**WHAT YOU ARE ASKED TO DO**
How many lines in the records below hold the string "JSON"? Answer with the number alone.
******************************
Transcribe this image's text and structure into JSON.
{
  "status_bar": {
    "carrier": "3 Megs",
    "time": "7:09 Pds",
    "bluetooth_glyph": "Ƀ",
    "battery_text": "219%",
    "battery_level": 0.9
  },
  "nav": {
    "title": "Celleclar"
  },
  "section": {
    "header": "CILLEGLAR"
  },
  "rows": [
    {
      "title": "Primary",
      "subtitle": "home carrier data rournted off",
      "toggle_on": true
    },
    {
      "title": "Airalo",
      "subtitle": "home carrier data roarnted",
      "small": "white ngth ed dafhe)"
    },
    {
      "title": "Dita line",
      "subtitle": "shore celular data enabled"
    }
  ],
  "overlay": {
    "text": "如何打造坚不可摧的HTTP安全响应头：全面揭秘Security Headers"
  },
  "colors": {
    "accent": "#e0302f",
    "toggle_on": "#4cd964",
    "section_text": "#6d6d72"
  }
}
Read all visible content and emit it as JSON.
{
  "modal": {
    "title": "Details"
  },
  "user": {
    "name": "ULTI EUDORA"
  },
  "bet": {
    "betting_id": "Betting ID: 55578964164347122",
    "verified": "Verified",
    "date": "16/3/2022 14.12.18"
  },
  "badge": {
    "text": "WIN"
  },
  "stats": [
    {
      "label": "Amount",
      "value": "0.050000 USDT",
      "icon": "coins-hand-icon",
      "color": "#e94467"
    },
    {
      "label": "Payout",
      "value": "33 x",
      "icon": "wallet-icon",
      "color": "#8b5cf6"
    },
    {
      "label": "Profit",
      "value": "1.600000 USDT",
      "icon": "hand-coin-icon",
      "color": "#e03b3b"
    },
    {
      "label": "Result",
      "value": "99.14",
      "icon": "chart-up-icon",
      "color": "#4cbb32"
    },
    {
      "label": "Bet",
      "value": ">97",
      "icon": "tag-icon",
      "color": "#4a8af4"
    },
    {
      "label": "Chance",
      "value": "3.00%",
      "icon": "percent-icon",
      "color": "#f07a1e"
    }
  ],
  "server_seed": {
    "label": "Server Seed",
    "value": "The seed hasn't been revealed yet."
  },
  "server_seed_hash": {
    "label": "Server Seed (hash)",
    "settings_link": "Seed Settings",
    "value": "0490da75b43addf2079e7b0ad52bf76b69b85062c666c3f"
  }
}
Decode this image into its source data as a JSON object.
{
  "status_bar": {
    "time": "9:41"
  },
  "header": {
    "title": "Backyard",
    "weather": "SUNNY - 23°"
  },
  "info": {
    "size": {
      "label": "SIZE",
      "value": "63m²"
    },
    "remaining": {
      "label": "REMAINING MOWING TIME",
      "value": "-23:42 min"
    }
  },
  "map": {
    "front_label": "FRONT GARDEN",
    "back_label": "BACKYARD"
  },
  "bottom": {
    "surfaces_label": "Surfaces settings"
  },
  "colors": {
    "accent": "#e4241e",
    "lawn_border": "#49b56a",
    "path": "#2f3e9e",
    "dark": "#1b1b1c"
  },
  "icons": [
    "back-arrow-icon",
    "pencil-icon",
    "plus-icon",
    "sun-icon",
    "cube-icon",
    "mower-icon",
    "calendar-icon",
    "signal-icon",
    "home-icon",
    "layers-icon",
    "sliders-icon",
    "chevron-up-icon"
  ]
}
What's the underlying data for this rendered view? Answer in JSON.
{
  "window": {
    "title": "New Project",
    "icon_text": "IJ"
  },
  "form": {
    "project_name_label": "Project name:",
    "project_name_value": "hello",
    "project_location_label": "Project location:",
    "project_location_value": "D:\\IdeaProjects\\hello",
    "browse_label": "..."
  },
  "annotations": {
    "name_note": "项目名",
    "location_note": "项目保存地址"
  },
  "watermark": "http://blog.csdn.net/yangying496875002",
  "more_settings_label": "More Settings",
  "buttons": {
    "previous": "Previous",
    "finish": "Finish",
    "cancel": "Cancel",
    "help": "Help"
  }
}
******************************
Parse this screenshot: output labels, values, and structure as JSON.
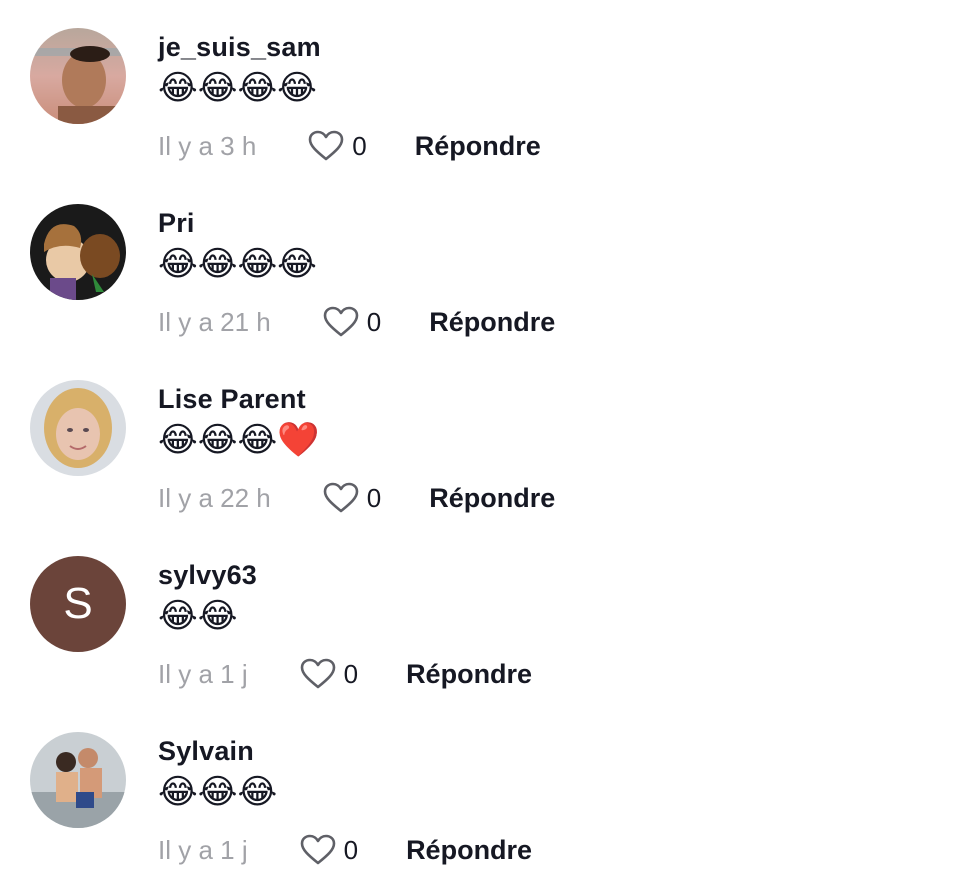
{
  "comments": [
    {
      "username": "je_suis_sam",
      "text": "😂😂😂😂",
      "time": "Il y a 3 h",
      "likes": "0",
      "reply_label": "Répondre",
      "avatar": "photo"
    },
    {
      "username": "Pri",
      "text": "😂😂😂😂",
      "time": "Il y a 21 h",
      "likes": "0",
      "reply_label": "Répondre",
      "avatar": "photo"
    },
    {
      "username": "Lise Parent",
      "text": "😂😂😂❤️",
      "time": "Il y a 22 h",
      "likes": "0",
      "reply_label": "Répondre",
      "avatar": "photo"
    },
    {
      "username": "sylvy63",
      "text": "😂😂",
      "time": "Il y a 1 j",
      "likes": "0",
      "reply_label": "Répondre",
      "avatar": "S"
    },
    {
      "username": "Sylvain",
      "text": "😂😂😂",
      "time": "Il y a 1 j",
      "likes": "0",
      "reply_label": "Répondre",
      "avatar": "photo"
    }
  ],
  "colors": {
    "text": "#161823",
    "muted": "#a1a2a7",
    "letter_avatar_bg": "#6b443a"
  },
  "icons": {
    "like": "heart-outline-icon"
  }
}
******************************
**EXERCISE SOLUTION**
5